## Your objective
Copy all the entries word for word, but omit the pictures.
————
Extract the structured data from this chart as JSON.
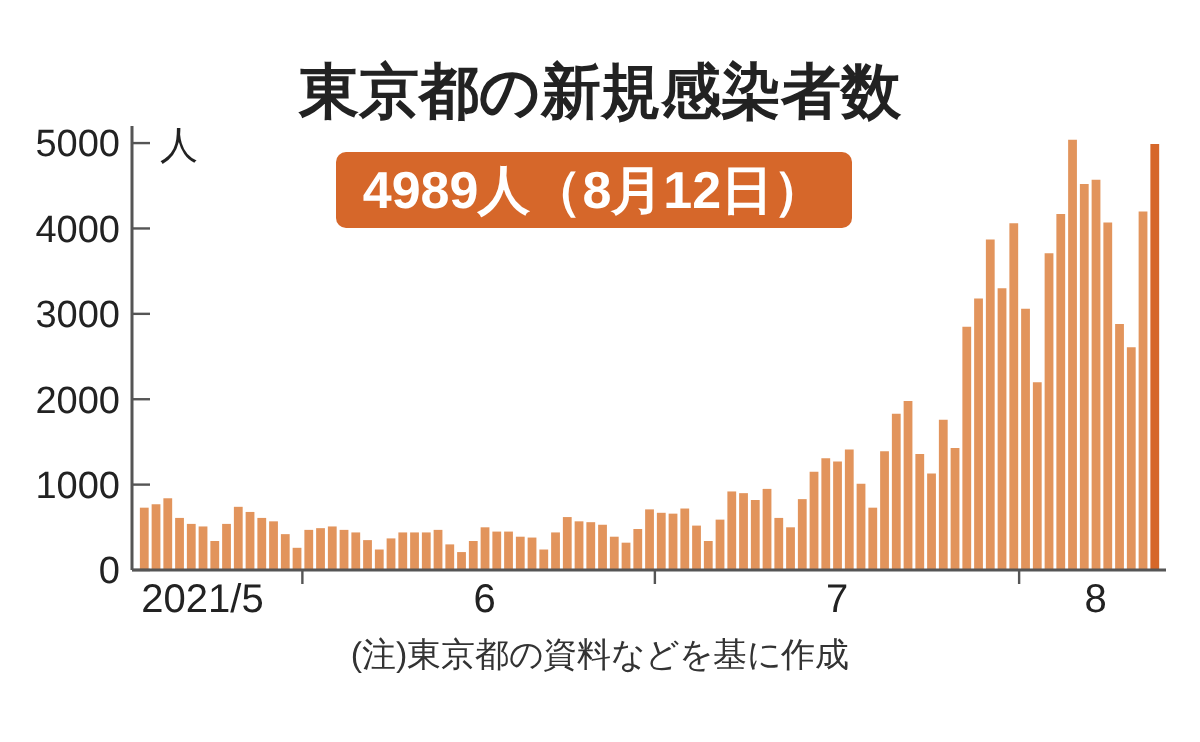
{
  "chart_data": {
    "type": "bar",
    "title": "東京都の新規感染者数",
    "annotations": [
      "4989人（8月12日）",
      "(注)東京都の資料などを基に作成"
    ],
    "ylabel": "人",
    "x": [
      "2021-05-18",
      "2021-05-19",
      "2021-05-20",
      "2021-05-21",
      "2021-05-22",
      "2021-05-23",
      "2021-05-24",
      "2021-05-25",
      "2021-05-26",
      "2021-05-27",
      "2021-05-28",
      "2021-05-29",
      "2021-05-30",
      "2021-05-31",
      "2021-06-01",
      "2021-06-02",
      "2021-06-03",
      "2021-06-04",
      "2021-06-05",
      "2021-06-06",
      "2021-06-07",
      "2021-06-08",
      "2021-06-09",
      "2021-06-10",
      "2021-06-11",
      "2021-06-12",
      "2021-06-13",
      "2021-06-14",
      "2021-06-15",
      "2021-06-16",
      "2021-06-17",
      "2021-06-18",
      "2021-06-19",
      "2021-06-20",
      "2021-06-21",
      "2021-06-22",
      "2021-06-23",
      "2021-06-24",
      "2021-06-25",
      "2021-06-26",
      "2021-06-27",
      "2021-06-28",
      "2021-06-29",
      "2021-06-30",
      "2021-07-01",
      "2021-07-02",
      "2021-07-03",
      "2021-07-04",
      "2021-07-05",
      "2021-07-06",
      "2021-07-07",
      "2021-07-08",
      "2021-07-09",
      "2021-07-10",
      "2021-07-11",
      "2021-07-12",
      "2021-07-13",
      "2021-07-14",
      "2021-07-15",
      "2021-07-16",
      "2021-07-17",
      "2021-07-18",
      "2021-07-19",
      "2021-07-20",
      "2021-07-21",
      "2021-07-22",
      "2021-07-23",
      "2021-07-24",
      "2021-07-25",
      "2021-07-26",
      "2021-07-27",
      "2021-07-28",
      "2021-07-29",
      "2021-07-30",
      "2021-07-31",
      "2021-08-01",
      "2021-08-02",
      "2021-08-03",
      "2021-08-04",
      "2021-08-05",
      "2021-08-06",
      "2021-08-07",
      "2021-08-08",
      "2021-08-09",
      "2021-08-10",
      "2021-08-11",
      "2021-08-12"
    ],
    "values": [
      730,
      770,
      840,
      610,
      540,
      510,
      340,
      540,
      740,
      680,
      610,
      570,
      420,
      260,
      470,
      490,
      510,
      470,
      440,
      350,
      240,
      370,
      440,
      440,
      440,
      470,
      300,
      210,
      340,
      500,
      450,
      450,
      390,
      380,
      240,
      440,
      620,
      570,
      560,
      530,
      390,
      320,
      480,
      710,
      670,
      660,
      720,
      520,
      340,
      590,
      920,
      900,
      820,
      950,
      610,
      500,
      830,
      1150,
      1310,
      1270,
      1410,
      1010,
      730,
      1390,
      1830,
      1980,
      1360,
      1130,
      1760,
      1430,
      2850,
      3180,
      3870,
      3300,
      4060,
      3060,
      2200,
      3710,
      4170,
      5040,
      4520,
      4570,
      4070,
      2880,
      2610,
      4200,
      4989
    ],
    "colors": [
      "#e2945c",
      "#e2945c",
      "#e2945c",
      "#e2945c",
      "#e2945c",
      "#e2945c",
      "#e2945c",
      "#e2945c",
      "#e2945c",
      "#e2945c",
      "#e2945c",
      "#e2945c",
      "#e2945c",
      "#e2945c",
      "#e2945c",
      "#e2945c",
      "#e2945c",
      "#e2945c",
      "#e2945c",
      "#e2945c",
      "#e2945c",
      "#e2945c",
      "#e2945c",
      "#e2945c",
      "#e2945c",
      "#e2945c",
      "#e2945c",
      "#e2945c",
      "#e2945c",
      "#e2945c",
      "#e2945c",
      "#e2945c",
      "#e2945c",
      "#e2945c",
      "#e2945c",
      "#e2945c",
      "#e2945c",
      "#e2945c",
      "#e2945c",
      "#e2945c",
      "#e2945c",
      "#e2945c",
      "#e2945c",
      "#e2945c",
      "#e2945c",
      "#e2945c",
      "#e2945c",
      "#e2945c",
      "#e2945c",
      "#e2945c",
      "#e2945c",
      "#e2945c",
      "#e2945c",
      "#e2945c",
      "#e2945c",
      "#e2945c",
      "#e2945c",
      "#e2945c",
      "#e2945c",
      "#e2945c",
      "#e2945c",
      "#e2945c",
      "#e2945c",
      "#e2945c",
      "#e2945c",
      "#e2945c",
      "#e2945c",
      "#e2945c",
      "#e2945c",
      "#e2945c",
      "#e2945c",
      "#e2945c",
      "#e2945c",
      "#e2945c",
      "#e2945c",
      "#e2945c",
      "#e2945c",
      "#e2945c",
      "#e2945c",
      "#e2945c",
      "#e2945c",
      "#e2945c",
      "#e2945c",
      "#e2945c",
      "#e2945c",
      "#e2945c",
      "#d6672a"
    ],
    "xlim": [
      "2021-05-17",
      "2021-08-13"
    ],
    "xticks": [
      {
        "value": "2021-05-23",
        "label": "2021/5"
      },
      {
        "value": "2021-05-31T12:00",
        "label": null
      },
      {
        "value": "2021-06-16",
        "label": "6"
      },
      {
        "value": "2021-06-30T12:00",
        "label": null
      },
      {
        "value": "2021-07-16",
        "label": "7"
      },
      {
        "value": "2021-07-31T12:00",
        "label": null
      },
      {
        "value": "2021-08-07",
        "label": "8"
      }
    ],
    "ylim": [
      0,
      5200
    ],
    "yticks": [
      0,
      1000,
      2000,
      3000,
      4000,
      5000
    ]
  }
}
————
## Final result
Extract the structured data from this chart as JSON.
{
  "chart_data": {
    "type": "bar",
    "title": "東京都の新規感染者数",
    "annotations": [
      "4989人（8月12日）",
      "(注)東京都の資料などを基に作成"
    ],
    "ylabel": "人",
    "x": [
      "2021-05-18",
      "2021-05-19",
      "2021-05-20",
      "2021-05-21",
      "2021-05-22",
      "2021-05-23",
      "2021-05-24",
      "2021-05-25",
      "2021-05-26",
      "2021-05-27",
      "2021-05-28",
      "2021-05-29",
      "2021-05-30",
      "2021-05-31",
      "2021-06-01",
      "2021-06-02",
      "2021-06-03",
      "2021-06-04",
      "2021-06-05",
      "2021-06-06",
      "2021-06-07",
      "2021-06-08",
      "2021-06-09",
      "2021-06-10",
      "2021-06-11",
      "2021-06-12",
      "2021-06-13",
      "2021-06-14",
      "2021-06-15",
      "2021-06-16",
      "2021-06-17",
      "2021-06-18",
      "2021-06-19",
      "2021-06-20",
      "2021-06-21",
      "2021-06-22",
      "2021-06-23",
      "2021-06-24",
      "2021-06-25",
      "2021-06-26",
      "2021-06-27",
      "2021-06-28",
      "2021-06-29",
      "2021-06-30",
      "2021-07-01",
      "2021-07-02",
      "2021-07-03",
      "2021-07-04",
      "2021-07-05",
      "2021-07-06",
      "2021-07-07",
      "2021-07-08",
      "2021-07-09",
      "2021-07-10",
      "2021-07-11",
      "2021-07-12",
      "2021-07-13",
      "2021-07-14",
      "2021-07-15",
      "2021-07-16",
      "2021-07-17",
      "2021-07-18",
      "2021-07-19",
      "2021-07-20",
      "2021-07-21",
      "2021-07-22",
      "2021-07-23",
      "2021-07-24",
      "2021-07-25",
      "2021-07-26",
      "2021-07-27",
      "2021-07-28",
      "2021-07-29",
      "2021-07-30",
      "2021-07-31",
      "2021-08-01",
      "2021-08-02",
      "2021-08-03",
      "2021-08-04",
      "2021-08-05",
      "2021-08-06",
      "2021-08-07",
      "2021-08-08",
      "2021-08-09",
      "2021-08-10",
      "2021-08-11",
      "2021-08-12"
    ],
    "values": [
      730,
      770,
      840,
      610,
      540,
      510,
      340,
      540,
      740,
      680,
      610,
      570,
      420,
      260,
      470,
      490,
      510,
      470,
      440,
      350,
      240,
      370,
      440,
      440,
      440,
      470,
      300,
      210,
      340,
      500,
      450,
      450,
      390,
      380,
      240,
      440,
      620,
      570,
      560,
      530,
      390,
      320,
      480,
      710,
      670,
      660,
      720,
      520,
      340,
      590,
      920,
      900,
      820,
      950,
      610,
      500,
      830,
      1150,
      1310,
      1270,
      1410,
      1010,
      730,
      1390,
      1830,
      1980,
      1360,
      1130,
      1760,
      1430,
      2850,
      3180,
      3870,
      3300,
      4060,
      3060,
      2200,
      3710,
      4170,
      5040,
      4520,
      4570,
      4070,
      2880,
      2610,
      4200,
      4989
    ],
    "colors": [
      "#e2945c",
      "#e2945c",
      "#e2945c",
      "#e2945c",
      "#e2945c",
      "#e2945c",
      "#e2945c",
      "#e2945c",
      "#e2945c",
      "#e2945c",
      "#e2945c",
      "#e2945c",
      "#e2945c",
      "#e2945c",
      "#e2945c",
      "#e2945c",
      "#e2945c",
      "#e2945c",
      "#e2945c",
      "#e2945c",
      "#e2945c",
      "#e2945c",
      "#e2945c",
      "#e2945c",
      "#e2945c",
      "#e2945c",
      "#e2945c",
      "#e2945c",
      "#e2945c",
      "#e2945c",
      "#e2945c",
      "#e2945c",
      "#e2945c",
      "#e2945c",
      "#e2945c",
      "#e2945c",
      "#e2945c",
      "#e2945c",
      "#e2945c",
      "#e2945c",
      "#e2945c",
      "#e2945c",
      "#e2945c",
      "#e2945c",
      "#e2945c",
      "#e2945c",
      "#e2945c",
      "#e2945c",
      "#e2945c",
      "#e2945c",
      "#e2945c",
      "#e2945c",
      "#e2945c",
      "#e2945c",
      "#e2945c",
      "#e2945c",
      "#e2945c",
      "#e2945c",
      "#e2945c",
      "#e2945c",
      "#e2945c",
      "#e2945c",
      "#e2945c",
      "#e2945c",
      "#e2945c",
      "#e2945c",
      "#e2945c",
      "#e2945c",
      "#e2945c",
      "#e2945c",
      "#e2945c",
      "#e2945c",
      "#e2945c",
      "#e2945c",
      "#e2945c",
      "#e2945c",
      "#e2945c",
      "#e2945c",
      "#e2945c",
      "#e2945c",
      "#e2945c",
      "#e2945c",
      "#e2945c",
      "#e2945c",
      "#e2945c",
      "#e2945c",
      "#d6672a"
    ],
    "xlim": [
      "2021-05-17",
      "2021-08-13"
    ],
    "xticks": [
      {
        "value": "2021-05-23",
        "label": "2021/5"
      },
      {
        "value": "2021-05-31T12:00",
        "label": null
      },
      {
        "value": "2021-06-16",
        "label": "6"
      },
      {
        "value": "2021-06-30T12:00",
        "label": null
      },
      {
        "value": "2021-07-16",
        "label": "7"
      },
      {
        "value": "2021-07-31T12:00",
        "label": null
      },
      {
        "value": "2021-08-07",
        "label": "8"
      }
    ],
    "ylim": [
      0,
      5200
    ],
    "yticks": [
      0,
      1000,
      2000,
      3000,
      4000,
      5000
    ]
  }
}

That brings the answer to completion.